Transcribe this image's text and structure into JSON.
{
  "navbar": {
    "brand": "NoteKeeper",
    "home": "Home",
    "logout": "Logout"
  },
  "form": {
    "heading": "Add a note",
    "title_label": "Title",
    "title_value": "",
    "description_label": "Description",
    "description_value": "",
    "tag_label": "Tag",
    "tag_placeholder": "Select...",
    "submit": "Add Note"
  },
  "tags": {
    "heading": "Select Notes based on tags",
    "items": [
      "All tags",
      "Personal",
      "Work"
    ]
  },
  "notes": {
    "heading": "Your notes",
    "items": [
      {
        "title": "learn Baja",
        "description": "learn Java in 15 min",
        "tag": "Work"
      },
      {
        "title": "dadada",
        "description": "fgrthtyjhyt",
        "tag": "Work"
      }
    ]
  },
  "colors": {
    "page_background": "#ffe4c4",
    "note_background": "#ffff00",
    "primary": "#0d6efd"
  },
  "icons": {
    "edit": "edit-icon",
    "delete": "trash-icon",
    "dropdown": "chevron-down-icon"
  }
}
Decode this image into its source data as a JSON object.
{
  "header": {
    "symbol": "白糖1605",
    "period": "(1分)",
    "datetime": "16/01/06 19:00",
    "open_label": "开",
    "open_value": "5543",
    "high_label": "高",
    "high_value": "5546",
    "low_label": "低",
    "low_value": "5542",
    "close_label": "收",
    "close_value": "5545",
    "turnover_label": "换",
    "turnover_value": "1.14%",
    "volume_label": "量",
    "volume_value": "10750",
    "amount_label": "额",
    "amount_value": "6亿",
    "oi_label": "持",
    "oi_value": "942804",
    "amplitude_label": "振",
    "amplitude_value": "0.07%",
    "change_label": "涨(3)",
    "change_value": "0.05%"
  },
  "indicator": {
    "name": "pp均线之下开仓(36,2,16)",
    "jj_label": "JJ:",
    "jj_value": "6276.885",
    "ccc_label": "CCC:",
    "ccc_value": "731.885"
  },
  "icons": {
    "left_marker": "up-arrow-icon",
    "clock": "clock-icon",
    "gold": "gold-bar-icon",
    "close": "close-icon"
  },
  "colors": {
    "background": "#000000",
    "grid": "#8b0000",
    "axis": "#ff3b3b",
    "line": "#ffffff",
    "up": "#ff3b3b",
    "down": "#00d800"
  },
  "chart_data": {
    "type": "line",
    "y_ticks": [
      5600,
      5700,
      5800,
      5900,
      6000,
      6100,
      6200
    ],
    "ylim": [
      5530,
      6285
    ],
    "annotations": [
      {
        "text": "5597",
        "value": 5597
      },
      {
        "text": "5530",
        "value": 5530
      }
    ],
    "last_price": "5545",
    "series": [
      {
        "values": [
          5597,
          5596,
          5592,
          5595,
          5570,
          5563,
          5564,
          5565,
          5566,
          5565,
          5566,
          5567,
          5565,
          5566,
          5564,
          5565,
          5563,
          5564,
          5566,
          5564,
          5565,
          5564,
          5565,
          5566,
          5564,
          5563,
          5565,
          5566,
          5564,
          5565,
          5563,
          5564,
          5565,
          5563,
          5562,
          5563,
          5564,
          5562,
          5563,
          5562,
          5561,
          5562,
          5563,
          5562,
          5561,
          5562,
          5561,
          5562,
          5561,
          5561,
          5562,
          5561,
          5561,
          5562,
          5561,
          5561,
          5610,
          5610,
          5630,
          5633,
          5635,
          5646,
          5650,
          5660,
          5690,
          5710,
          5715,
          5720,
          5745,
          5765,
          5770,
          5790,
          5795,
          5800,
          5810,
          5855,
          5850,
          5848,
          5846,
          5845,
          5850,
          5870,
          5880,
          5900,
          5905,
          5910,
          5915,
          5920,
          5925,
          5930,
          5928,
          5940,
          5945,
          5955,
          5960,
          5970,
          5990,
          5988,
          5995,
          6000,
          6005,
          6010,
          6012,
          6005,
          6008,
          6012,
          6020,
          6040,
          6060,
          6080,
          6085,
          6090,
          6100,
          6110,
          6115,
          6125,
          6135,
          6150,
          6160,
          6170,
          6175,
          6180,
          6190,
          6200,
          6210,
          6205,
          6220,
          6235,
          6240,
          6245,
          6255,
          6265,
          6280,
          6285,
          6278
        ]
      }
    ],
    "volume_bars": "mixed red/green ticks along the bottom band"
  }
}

──────

Exercise details: Answer only with how many lines in the records include "JSON".

Reply: 2